[Records]
• • • • •

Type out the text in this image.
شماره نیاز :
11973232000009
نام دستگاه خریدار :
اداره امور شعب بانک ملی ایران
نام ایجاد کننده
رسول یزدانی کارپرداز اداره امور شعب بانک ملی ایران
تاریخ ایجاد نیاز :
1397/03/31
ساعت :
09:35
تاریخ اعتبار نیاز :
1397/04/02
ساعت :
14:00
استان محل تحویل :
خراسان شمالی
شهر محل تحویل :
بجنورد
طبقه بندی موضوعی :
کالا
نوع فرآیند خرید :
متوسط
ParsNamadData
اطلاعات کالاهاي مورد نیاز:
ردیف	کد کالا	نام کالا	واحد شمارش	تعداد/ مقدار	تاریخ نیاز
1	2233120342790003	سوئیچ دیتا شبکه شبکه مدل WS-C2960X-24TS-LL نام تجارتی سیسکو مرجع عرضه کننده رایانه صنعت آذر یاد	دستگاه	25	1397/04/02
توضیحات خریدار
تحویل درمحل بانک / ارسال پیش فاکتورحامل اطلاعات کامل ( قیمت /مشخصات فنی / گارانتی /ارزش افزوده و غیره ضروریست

• • • • •

AIM =
Copy every line in the listing above where the string "ایران" turns up.

RESPONSE =
اداره امور شعب بانک ملی ایران
رسول یزدانی کارپرداز اداره امور شعب بانک ملی ایران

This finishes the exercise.